# 原始文档:
┌────────
论蔡元定《燕乐》
2022-03-28吕畅
吕 畅
内容提要:南宋蔡元定所著《燕乐》有诸多异称,《燕乐》《燕乐原辨》《燕乐本原辨证》是较恰当的称名。《燕乐》虽然久已散佚,但其部分信息留存于《宋史》《攻媿集》《朱子全书》等著作。该书成书下限是宋光宗绍熙癸巳年(1193),为一本独立的著作,包含图说、律本、正律、俗名四节,主要观点是燕乐源自雅乐。蔡元定《燕乐》的撰述目的并非探讨唐宋燕乐二十八调的音乐形态,而是为构建雅乐理论体系而作,故可将其视为北宋以来雅乐理论探讨的延续。
部分留存于《宋史·乐志》中的蔡元定《燕乐》一直是研究唐宋燕乐二十八调的重要文献之一,不少涉及这一课题的观点都以其为核心依据。其中,最为著名的当属王光祈《中国音乐史》依据其中“七声高下之略”一节,提出的以“闰”作“清羽”为特征的“燕乐音阶”理论①。长达半个多世纪的“变”“闰”之争与“燕乐音阶”名实之辩即自此揭开②。然而,蔡元定《燕乐》自身所包含的文献信息却一直没有受到足够重视。例如:究竟何时成书?是在什么样的背景下写成?书中有哪些内容?成书后传播情况如何?因何散佚?等等。诸如此类问题一直无人关注。
本文试图回答“蔡元定《燕乐》究竟是一本什么样的书?”这一问题。然后,结合《律吕新书》,以及蔡元定与朱熹的往来书信,分析现存蔡元定音乐著述的内在联系,并探究其撰述目的。
└────────
# 提取信息:
┌────────
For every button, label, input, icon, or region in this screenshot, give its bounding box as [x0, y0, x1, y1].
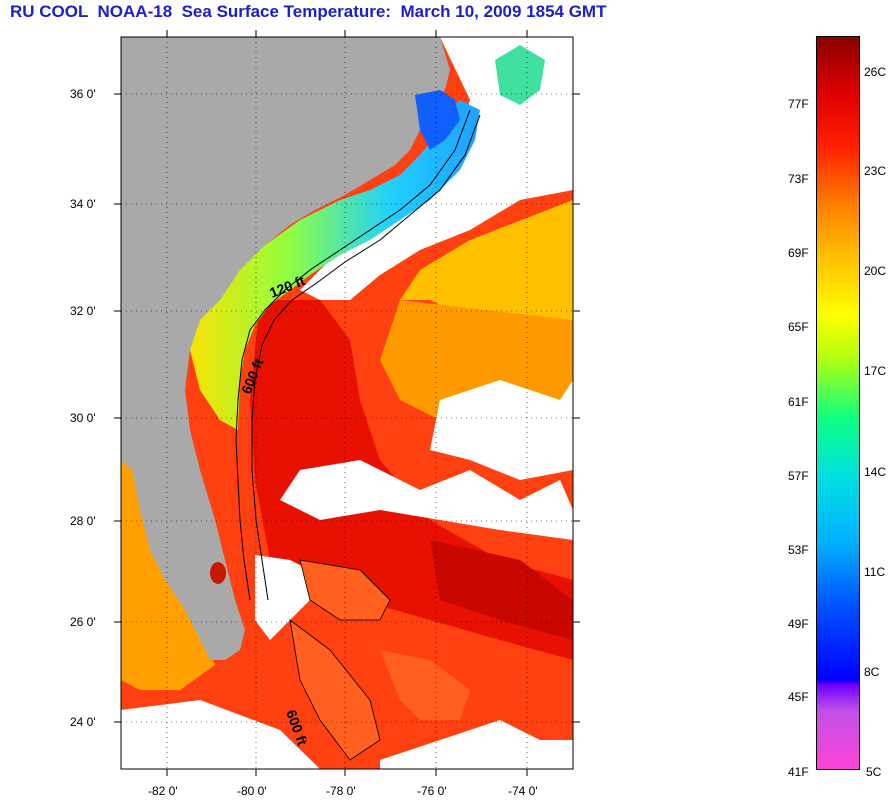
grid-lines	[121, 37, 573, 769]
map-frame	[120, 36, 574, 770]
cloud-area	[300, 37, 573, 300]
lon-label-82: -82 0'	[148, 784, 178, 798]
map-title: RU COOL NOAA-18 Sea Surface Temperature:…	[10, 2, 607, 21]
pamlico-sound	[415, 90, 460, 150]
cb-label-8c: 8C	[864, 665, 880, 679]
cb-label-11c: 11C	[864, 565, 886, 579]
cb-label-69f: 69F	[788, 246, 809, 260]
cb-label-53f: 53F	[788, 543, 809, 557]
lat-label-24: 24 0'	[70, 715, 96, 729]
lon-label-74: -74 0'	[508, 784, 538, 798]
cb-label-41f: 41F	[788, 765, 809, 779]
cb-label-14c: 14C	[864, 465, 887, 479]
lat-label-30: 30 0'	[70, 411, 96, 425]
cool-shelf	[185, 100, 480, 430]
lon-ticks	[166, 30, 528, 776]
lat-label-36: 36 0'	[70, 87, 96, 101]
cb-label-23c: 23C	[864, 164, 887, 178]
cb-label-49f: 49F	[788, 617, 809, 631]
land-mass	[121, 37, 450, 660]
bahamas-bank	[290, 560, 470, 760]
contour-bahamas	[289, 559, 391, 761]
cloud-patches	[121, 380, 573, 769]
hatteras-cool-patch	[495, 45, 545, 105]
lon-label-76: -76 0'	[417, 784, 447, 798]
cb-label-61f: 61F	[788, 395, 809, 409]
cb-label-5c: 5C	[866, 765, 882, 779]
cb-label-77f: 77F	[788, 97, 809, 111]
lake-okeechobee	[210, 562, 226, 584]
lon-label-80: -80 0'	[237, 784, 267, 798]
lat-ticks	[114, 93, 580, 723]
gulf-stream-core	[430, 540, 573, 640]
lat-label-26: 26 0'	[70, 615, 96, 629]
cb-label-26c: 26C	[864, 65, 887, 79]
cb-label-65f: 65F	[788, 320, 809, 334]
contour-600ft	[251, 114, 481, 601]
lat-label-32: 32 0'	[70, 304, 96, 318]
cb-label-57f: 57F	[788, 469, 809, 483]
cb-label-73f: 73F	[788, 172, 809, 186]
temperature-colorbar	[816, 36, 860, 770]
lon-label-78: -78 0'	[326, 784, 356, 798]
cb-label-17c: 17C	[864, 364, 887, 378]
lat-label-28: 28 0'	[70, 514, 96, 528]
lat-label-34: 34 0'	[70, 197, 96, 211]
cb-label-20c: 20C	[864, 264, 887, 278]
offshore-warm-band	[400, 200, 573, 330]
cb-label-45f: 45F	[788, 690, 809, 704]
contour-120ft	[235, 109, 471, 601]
└────────
┌────────
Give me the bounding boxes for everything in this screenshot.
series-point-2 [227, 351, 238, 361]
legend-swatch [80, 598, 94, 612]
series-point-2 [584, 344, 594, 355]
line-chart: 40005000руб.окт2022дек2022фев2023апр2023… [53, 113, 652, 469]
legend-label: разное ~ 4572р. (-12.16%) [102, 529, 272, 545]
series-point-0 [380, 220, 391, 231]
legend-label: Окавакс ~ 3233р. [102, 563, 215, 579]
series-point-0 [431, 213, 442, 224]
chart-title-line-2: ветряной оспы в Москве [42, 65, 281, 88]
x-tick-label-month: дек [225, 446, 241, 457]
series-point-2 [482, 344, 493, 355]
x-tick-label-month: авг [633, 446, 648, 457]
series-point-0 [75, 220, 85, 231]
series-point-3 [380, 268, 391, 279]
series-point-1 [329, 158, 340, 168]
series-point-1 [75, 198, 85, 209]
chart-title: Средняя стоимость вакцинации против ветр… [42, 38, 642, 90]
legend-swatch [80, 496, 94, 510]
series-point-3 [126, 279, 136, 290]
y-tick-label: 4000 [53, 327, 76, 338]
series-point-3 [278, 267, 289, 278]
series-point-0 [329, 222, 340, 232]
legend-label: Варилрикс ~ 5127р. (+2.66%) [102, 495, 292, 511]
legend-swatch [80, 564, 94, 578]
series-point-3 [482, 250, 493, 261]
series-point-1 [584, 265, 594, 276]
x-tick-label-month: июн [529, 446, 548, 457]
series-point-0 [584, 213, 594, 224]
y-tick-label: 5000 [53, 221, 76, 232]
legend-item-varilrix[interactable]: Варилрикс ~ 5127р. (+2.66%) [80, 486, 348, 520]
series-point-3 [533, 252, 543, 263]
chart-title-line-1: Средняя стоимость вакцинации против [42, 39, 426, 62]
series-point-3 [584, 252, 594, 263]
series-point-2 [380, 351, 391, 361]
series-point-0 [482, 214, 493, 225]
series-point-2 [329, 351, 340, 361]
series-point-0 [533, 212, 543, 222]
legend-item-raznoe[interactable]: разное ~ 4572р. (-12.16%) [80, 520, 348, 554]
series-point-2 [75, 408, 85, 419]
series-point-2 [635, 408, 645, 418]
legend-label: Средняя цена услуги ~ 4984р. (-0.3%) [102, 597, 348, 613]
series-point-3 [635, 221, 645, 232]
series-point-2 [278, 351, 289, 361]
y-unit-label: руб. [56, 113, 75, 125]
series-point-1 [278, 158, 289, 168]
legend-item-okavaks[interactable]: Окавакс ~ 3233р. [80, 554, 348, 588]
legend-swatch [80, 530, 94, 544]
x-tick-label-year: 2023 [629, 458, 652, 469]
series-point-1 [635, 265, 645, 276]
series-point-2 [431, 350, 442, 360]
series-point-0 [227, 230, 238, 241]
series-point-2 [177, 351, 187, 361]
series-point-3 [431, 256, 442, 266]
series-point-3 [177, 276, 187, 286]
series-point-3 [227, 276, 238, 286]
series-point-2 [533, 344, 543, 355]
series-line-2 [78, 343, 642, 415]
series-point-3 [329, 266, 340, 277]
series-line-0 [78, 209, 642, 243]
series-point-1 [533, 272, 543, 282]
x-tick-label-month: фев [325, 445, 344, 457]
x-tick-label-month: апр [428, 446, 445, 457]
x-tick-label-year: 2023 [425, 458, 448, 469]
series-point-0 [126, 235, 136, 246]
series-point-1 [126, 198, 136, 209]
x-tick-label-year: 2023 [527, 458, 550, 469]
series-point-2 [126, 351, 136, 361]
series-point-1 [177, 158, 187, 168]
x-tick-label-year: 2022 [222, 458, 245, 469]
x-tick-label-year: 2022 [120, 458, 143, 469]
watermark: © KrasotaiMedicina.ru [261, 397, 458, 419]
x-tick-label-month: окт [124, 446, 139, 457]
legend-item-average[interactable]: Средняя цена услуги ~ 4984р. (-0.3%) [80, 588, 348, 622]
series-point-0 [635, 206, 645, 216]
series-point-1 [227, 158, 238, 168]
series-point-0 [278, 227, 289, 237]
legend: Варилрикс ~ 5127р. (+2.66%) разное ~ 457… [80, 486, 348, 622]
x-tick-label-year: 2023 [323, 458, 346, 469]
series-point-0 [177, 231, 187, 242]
└────────
# 待完成任务:
请把原始文档中的这句话译成英文:「本文试图回答“蔡元定《燕乐》究竟是一本什么样的书?”这一问题。」

# 最终答案:
This article attempts to answer the question, "What kind of book exactly is Cai Yuanding's Yanyue?"